=== SHORT PROBLEM ===
Lines containing the word "name" are the ones to copy from the records below.

=== GIVEN DATA ===
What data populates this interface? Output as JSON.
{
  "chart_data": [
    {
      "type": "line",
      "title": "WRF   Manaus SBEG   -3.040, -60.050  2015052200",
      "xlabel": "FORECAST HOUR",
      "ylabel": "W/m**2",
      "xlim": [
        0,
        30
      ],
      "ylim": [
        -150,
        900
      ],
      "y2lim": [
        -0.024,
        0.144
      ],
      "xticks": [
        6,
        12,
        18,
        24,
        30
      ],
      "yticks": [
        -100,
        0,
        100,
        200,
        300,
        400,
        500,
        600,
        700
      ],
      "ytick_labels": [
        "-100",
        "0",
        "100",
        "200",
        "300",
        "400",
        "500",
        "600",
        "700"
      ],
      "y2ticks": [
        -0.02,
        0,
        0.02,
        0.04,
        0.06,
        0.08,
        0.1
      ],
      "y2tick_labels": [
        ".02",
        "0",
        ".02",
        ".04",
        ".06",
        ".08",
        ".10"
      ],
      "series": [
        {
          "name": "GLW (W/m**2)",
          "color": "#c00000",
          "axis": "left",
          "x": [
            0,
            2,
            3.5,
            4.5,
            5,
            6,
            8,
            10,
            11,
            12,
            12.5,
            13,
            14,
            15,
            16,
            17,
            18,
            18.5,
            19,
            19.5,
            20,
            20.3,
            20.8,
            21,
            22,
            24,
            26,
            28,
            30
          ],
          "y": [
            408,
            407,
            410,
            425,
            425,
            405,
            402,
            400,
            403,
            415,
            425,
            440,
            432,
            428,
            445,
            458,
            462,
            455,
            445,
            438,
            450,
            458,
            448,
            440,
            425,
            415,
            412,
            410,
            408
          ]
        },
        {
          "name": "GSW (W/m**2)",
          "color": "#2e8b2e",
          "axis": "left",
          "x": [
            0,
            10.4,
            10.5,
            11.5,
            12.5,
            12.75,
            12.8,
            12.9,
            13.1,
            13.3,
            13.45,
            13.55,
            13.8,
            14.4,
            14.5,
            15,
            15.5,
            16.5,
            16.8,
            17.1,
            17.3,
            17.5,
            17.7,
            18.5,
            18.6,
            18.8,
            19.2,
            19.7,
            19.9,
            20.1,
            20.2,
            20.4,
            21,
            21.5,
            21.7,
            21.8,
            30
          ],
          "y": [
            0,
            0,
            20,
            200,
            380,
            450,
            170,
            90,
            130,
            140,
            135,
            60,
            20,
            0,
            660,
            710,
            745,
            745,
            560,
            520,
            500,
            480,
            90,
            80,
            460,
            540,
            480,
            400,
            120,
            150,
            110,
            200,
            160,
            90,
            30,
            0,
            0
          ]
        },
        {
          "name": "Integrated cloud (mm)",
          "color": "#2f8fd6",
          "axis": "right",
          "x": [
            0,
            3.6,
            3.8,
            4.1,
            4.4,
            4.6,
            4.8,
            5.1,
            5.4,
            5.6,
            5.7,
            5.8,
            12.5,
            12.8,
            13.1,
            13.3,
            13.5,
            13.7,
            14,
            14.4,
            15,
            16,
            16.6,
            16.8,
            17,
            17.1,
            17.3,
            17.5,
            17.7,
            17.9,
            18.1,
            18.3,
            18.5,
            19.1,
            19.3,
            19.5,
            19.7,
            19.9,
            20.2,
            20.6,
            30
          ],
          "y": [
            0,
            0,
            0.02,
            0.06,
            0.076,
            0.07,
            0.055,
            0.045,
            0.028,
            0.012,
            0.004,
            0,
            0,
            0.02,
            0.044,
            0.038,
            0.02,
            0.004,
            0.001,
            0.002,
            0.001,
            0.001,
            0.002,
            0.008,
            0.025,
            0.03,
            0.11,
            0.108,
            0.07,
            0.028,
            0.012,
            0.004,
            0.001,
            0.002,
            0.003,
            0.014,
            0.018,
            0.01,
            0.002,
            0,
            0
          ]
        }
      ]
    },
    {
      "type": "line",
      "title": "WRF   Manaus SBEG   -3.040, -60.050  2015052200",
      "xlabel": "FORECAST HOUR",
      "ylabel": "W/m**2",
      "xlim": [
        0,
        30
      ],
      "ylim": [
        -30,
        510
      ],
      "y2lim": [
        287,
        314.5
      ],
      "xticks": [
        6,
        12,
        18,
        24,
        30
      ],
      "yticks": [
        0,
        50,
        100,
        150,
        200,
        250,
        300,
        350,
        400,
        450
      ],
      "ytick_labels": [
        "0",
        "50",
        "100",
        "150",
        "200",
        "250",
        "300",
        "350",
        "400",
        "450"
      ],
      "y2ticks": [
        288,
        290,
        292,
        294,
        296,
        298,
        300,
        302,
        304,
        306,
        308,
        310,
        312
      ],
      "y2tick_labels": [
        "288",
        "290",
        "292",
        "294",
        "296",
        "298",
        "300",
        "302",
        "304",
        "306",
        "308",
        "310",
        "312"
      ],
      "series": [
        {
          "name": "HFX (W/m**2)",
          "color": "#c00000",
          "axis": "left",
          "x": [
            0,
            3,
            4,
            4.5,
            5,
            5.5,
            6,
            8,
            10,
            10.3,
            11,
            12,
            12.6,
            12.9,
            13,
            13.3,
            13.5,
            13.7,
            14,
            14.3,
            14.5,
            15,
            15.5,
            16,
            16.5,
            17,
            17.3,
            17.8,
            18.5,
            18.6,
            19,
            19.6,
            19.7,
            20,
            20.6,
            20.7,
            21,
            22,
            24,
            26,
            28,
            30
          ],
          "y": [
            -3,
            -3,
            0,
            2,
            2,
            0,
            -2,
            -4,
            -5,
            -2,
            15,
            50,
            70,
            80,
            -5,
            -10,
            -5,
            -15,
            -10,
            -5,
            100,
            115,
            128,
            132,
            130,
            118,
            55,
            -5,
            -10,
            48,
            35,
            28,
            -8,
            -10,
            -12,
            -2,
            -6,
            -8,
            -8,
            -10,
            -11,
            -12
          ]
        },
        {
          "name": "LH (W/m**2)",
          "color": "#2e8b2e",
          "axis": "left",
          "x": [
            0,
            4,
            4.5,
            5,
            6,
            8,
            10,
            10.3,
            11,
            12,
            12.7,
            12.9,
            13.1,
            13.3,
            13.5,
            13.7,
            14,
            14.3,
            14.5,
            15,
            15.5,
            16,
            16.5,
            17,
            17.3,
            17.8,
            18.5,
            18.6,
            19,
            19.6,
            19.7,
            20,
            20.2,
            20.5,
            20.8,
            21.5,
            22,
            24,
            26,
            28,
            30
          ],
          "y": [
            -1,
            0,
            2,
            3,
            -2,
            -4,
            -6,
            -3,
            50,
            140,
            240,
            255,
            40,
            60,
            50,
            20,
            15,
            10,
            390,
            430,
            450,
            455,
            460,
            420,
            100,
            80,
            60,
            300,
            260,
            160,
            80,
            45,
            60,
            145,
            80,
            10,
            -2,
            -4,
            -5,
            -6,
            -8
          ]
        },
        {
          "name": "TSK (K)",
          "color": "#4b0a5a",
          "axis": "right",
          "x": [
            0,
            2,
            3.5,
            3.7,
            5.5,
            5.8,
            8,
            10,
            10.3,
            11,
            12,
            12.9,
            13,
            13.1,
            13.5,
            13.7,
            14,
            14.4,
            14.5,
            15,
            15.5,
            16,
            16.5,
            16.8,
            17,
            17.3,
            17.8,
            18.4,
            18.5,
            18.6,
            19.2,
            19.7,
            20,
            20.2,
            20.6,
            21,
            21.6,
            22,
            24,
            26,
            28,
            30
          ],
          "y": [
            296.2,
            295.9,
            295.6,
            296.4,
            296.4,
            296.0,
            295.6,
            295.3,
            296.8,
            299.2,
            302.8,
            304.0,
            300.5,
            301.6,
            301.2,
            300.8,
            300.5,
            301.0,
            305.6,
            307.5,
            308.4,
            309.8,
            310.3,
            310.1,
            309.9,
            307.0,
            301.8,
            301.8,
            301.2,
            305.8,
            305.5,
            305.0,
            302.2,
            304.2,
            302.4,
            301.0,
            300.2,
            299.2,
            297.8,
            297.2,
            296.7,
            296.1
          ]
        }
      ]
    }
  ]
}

=== RESULT BELOW ===
          "name": "GLW (W/m**2)",
          "name": "GSW (W/m**2)",
          "name": "Integrated cloud (mm)",
          "name": "HFX (W/m**2)",
          "name": "LH (W/m**2)",
          "name": "TSK (K)",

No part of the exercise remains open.